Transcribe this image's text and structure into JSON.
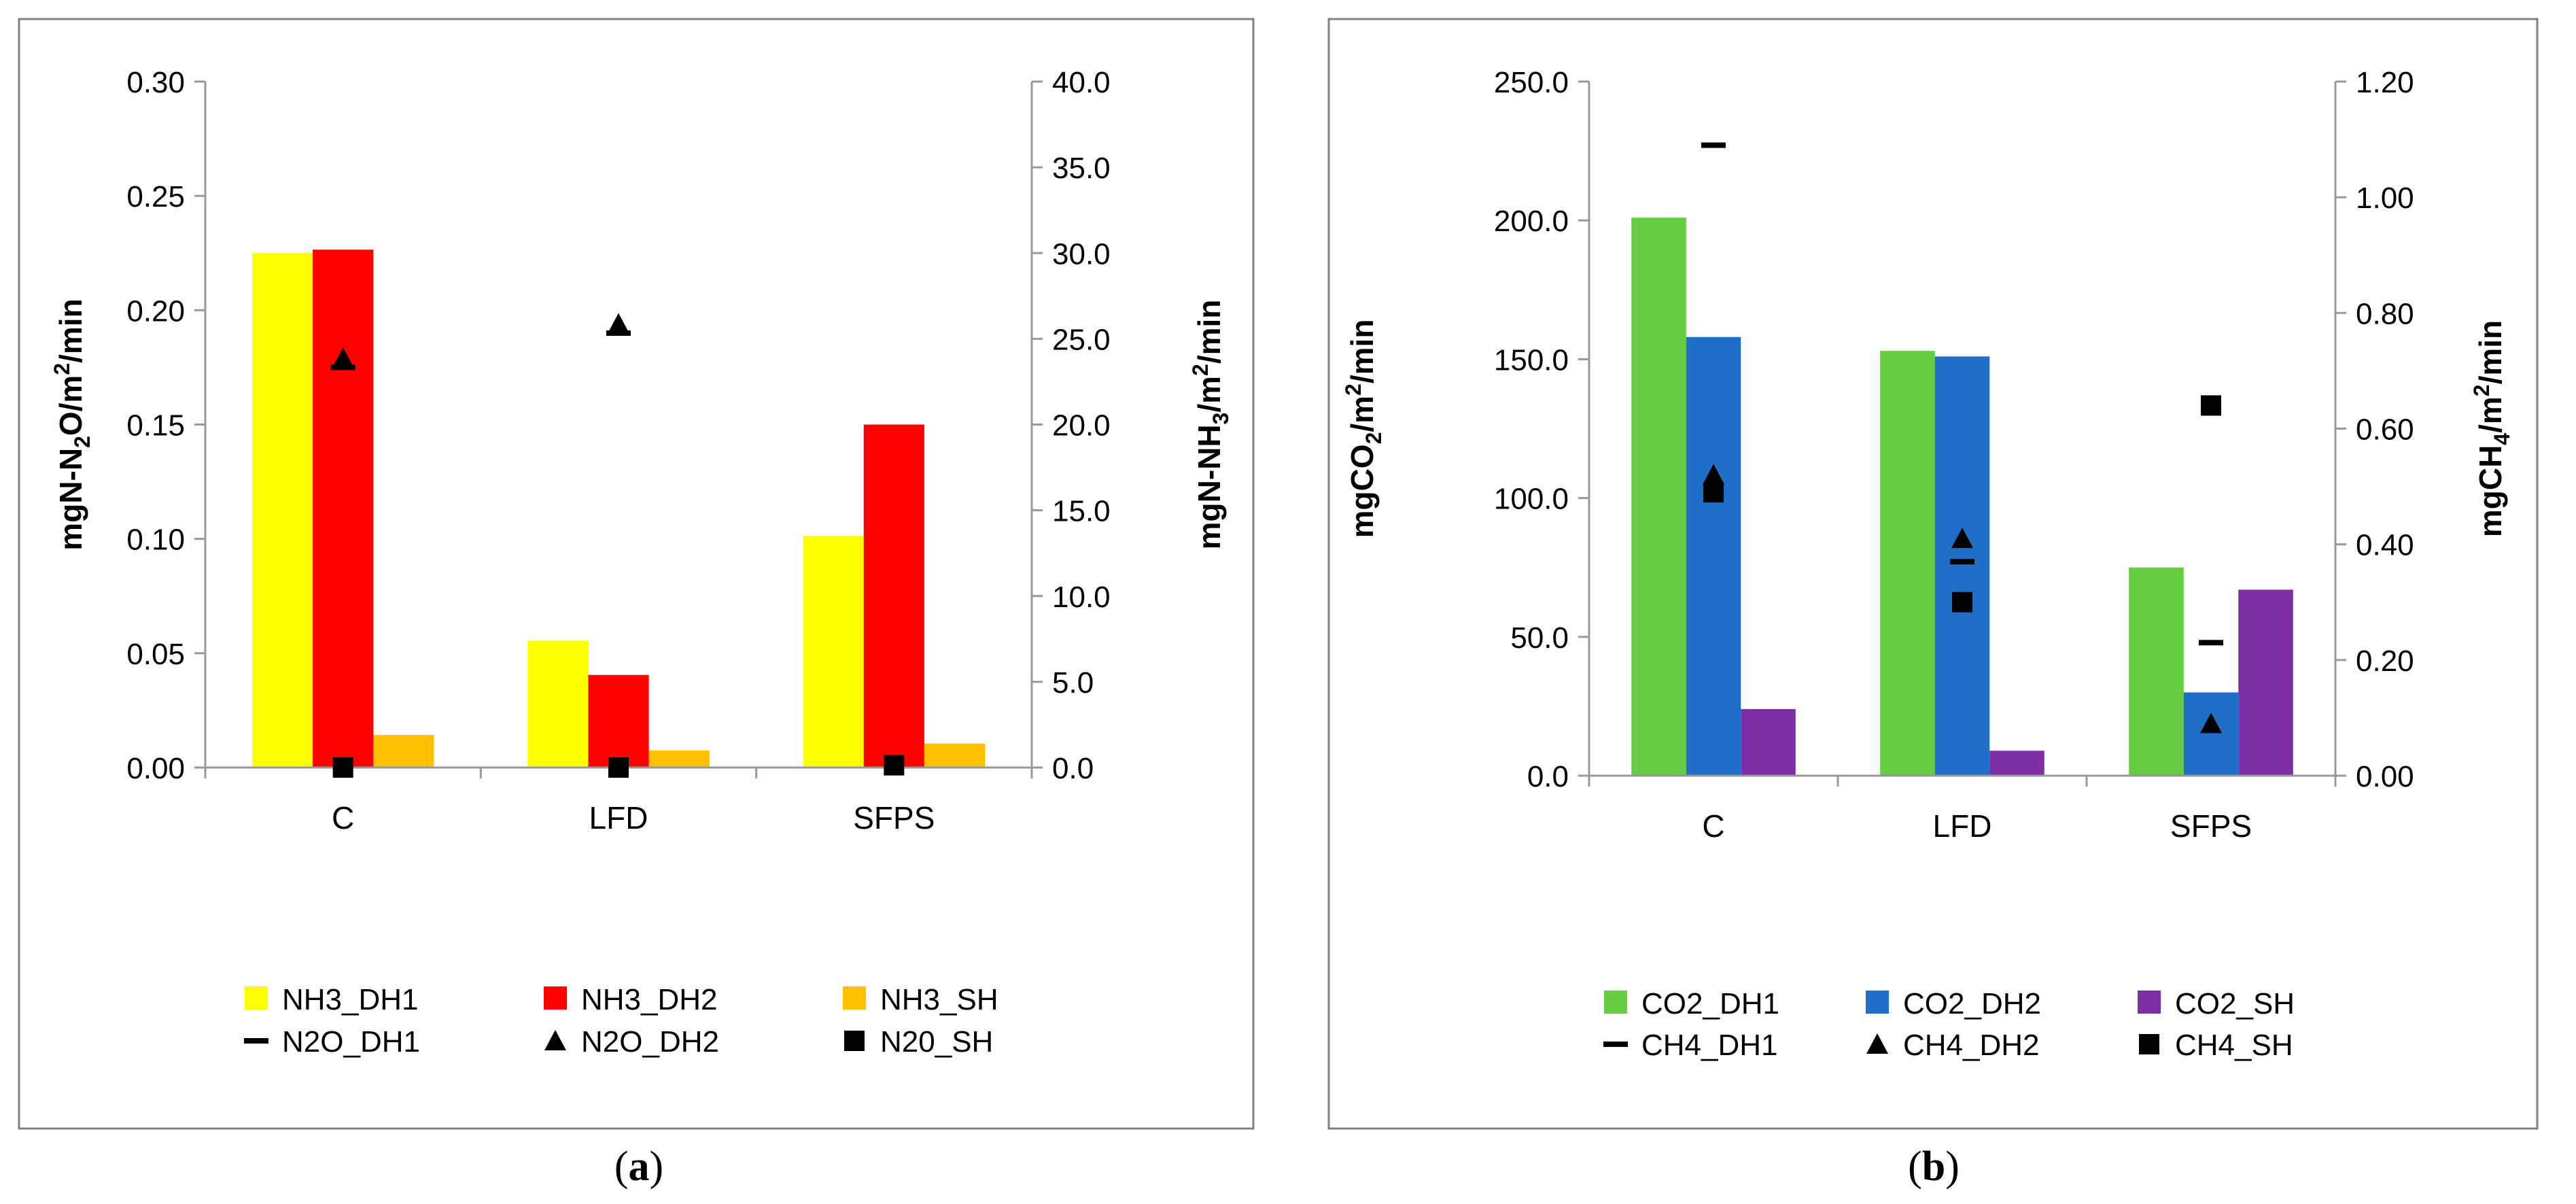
{
  "chart_data": [
    {
      "type": "bar",
      "panel_label": "(a)",
      "panel_letter": "a",
      "categories": [
        "C",
        "LFD",
        "SFPS"
      ],
      "bar_axis": "right",
      "marker_axis": "left",
      "left_axis": {
        "label_parts": [
          "mgN-N",
          "2",
          "O/m",
          "2",
          "/min"
        ],
        "min": 0,
        "max": 0.3,
        "step": 0.05,
        "decimals": 2,
        "ticks": [
          "0.00",
          "0.05",
          "0.10",
          "0.15",
          "0.20",
          "0.25",
          "0.30"
        ]
      },
      "right_axis": {
        "label_parts": [
          "mgN-NH",
          "3",
          "/m",
          "2",
          "/min"
        ],
        "min": 0,
        "max": 40,
        "step": 5,
        "decimals": 1,
        "ticks": [
          "0.0",
          "5.0",
          "10.0",
          "15.0",
          "20.0",
          "25.0",
          "30.0",
          "35.0",
          "40.0"
        ]
      },
      "bars": [
        {
          "name": "NH3_DH1",
          "color": "#FFFF00",
          "values": [
            30.0,
            7.4,
            13.5
          ]
        },
        {
          "name": "NH3_DH2",
          "color": "#FF0000",
          "values": [
            30.2,
            5.4,
            20.0
          ]
        },
        {
          "name": "NH3_SH",
          "color": "#FFC000",
          "values": [
            1.9,
            1.0,
            1.4
          ]
        }
      ],
      "markers": [
        {
          "name": "N2O_DH1",
          "symbol": "dash",
          "color": "#000000",
          "values": [
            0.175,
            0.19,
            null
          ]
        },
        {
          "name": "N2O_DH2",
          "symbol": "triangle",
          "color": "#000000",
          "values": [
            0.179,
            0.194,
            null
          ]
        },
        {
          "name": "N20_SH",
          "symbol": "square",
          "color": "#000000",
          "values": [
            0.0,
            0.0,
            0.001
          ]
        }
      ],
      "legend_position": "bottom"
    },
    {
      "type": "bar",
      "panel_label": "(b)",
      "panel_letter": "b",
      "categories": [
        "C",
        "LFD",
        "SFPS"
      ],
      "bar_axis": "left",
      "marker_axis": "right",
      "left_axis": {
        "label_parts": [
          "mgCO",
          "2",
          "/m",
          "2",
          "/min"
        ],
        "min": 0,
        "max": 250,
        "step": 50,
        "decimals": 1,
        "ticks": [
          "0.0",
          "50.0",
          "100.0",
          "150.0",
          "200.0",
          "250.0"
        ]
      },
      "right_axis": {
        "label_parts": [
          "mgCH",
          "4",
          "/m",
          "2",
          "/min"
        ],
        "min": 0,
        "max": 1.2,
        "step": 0.2,
        "decimals": 2,
        "ticks": [
          "0.00",
          "0.20",
          "0.40",
          "0.60",
          "0.80",
          "1.00",
          "1.20"
        ]
      },
      "bars": [
        {
          "name": "CO2_DH1",
          "color": "#66CC44",
          "values": [
            201.0,
            153.0,
            75.0
          ]
        },
        {
          "name": "CO2_DH2",
          "color": "#1F6FC8",
          "values": [
            158.0,
            151.0,
            30.0
          ]
        },
        {
          "name": "CO2_SH",
          "color": "#7F2FA5",
          "values": [
            24.0,
            9.0,
            67.0
          ]
        }
      ],
      "markers": [
        {
          "name": "CH4_DH1",
          "symbol": "dash",
          "color": "#000000",
          "values": [
            1.09,
            0.37,
            0.23
          ]
        },
        {
          "name": "CH4_DH2",
          "symbol": "triangle",
          "color": "#000000",
          "values": [
            0.52,
            0.41,
            0.09
          ]
        },
        {
          "name": "CH4_SH",
          "symbol": "square",
          "color": "#000000",
          "values": [
            0.49,
            0.3,
            0.64
          ]
        }
      ],
      "legend_position": "bottom"
    }
  ]
}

+ + + + +

Print the entries above exactly, taking out only the pictures.

* ANSWER TO THIS EXERCISE *
Transcribe this image's text and structure into JSON.
{
  "chart_data": [
    {
      "type": "bar",
      "panel_label": "(a)",
      "panel_letter": "a",
      "categories": [
        "C",
        "LFD",
        "SFPS"
      ],
      "bar_axis": "right",
      "marker_axis": "left",
      "left_axis": {
        "label_parts": [
          "mgN-N",
          "2",
          "O/m",
          "2",
          "/min"
        ],
        "min": 0,
        "max": 0.3,
        "step": 0.05,
        "decimals": 2,
        "ticks": [
          "0.00",
          "0.05",
          "0.10",
          "0.15",
          "0.20",
          "0.25",
          "0.30"
        ]
      },
      "right_axis": {
        "label_parts": [
          "mgN-NH",
          "3",
          "/m",
          "2",
          "/min"
        ],
        "min": 0,
        "max": 40,
        "step": 5,
        "decimals": 1,
        "ticks": [
          "0.0",
          "5.0",
          "10.0",
          "15.0",
          "20.0",
          "25.0",
          "30.0",
          "35.0",
          "40.0"
        ]
      },
      "bars": [
        {
          "name": "NH3_DH1",
          "color": "#FFFF00",
          "values": [
            30.0,
            7.4,
            13.5
          ]
        },
        {
          "name": "NH3_DH2",
          "color": "#FF0000",
          "values": [
            30.2,
            5.4,
            20.0
          ]
        },
        {
          "name": "NH3_SH",
          "color": "#FFC000",
          "values": [
            1.9,
            1.0,
            1.4
          ]
        }
      ],
      "markers": [
        {
          "name": "N2O_DH1",
          "symbol": "dash",
          "color": "#000000",
          "values": [
            0.175,
            0.19,
            null
          ]
        },
        {
          "name": "N2O_DH2",
          "symbol": "triangle",
          "color": "#000000",
          "values": [
            0.179,
            0.194,
            null
          ]
        },
        {
          "name": "N20_SH",
          "symbol": "square",
          "color": "#000000",
          "values": [
            0.0,
            0.0,
            0.001
          ]
        }
      ],
      "legend_position": "bottom"
    },
    {
      "type": "bar",
      "panel_label": "(b)",
      "panel_letter": "b",
      "categories": [
        "C",
        "LFD",
        "SFPS"
      ],
      "bar_axis": "left",
      "marker_axis": "right",
      "left_axis": {
        "label_parts": [
          "mgCO",
          "2",
          "/m",
          "2",
          "/min"
        ],
        "min": 0,
        "max": 250,
        "step": 50,
        "decimals": 1,
        "ticks": [
          "0.0",
          "50.0",
          "100.0",
          "150.0",
          "200.0",
          "250.0"
        ]
      },
      "right_axis": {
        "label_parts": [
          "mgCH",
          "4",
          "/m",
          "2",
          "/min"
        ],
        "min": 0,
        "max": 1.2,
        "step": 0.2,
        "decimals": 2,
        "ticks": [
          "0.00",
          "0.20",
          "0.40",
          "0.60",
          "0.80",
          "1.00",
          "1.20"
        ]
      },
      "bars": [
        {
          "name": "CO2_DH1",
          "color": "#66CC44",
          "values": [
            201.0,
            153.0,
            75.0
          ]
        },
        {
          "name": "CO2_DH2",
          "color": "#1F6FC8",
          "values": [
            158.0,
            151.0,
            30.0
          ]
        },
        {
          "name": "CO2_SH",
          "color": "#7F2FA5",
          "values": [
            24.0,
            9.0,
            67.0
          ]
        }
      ],
      "markers": [
        {
          "name": "CH4_DH1",
          "symbol": "dash",
          "color": "#000000",
          "values": [
            1.09,
            0.37,
            0.23
          ]
        },
        {
          "name": "CH4_DH2",
          "symbol": "triangle",
          "color": "#000000",
          "values": [
            0.52,
            0.41,
            0.09
          ]
        },
        {
          "name": "CH4_SH",
          "symbol": "square",
          "color": "#000000",
          "values": [
            0.49,
            0.3,
            0.64
          ]
        }
      ],
      "legend_position": "bottom"
    }
  ]
}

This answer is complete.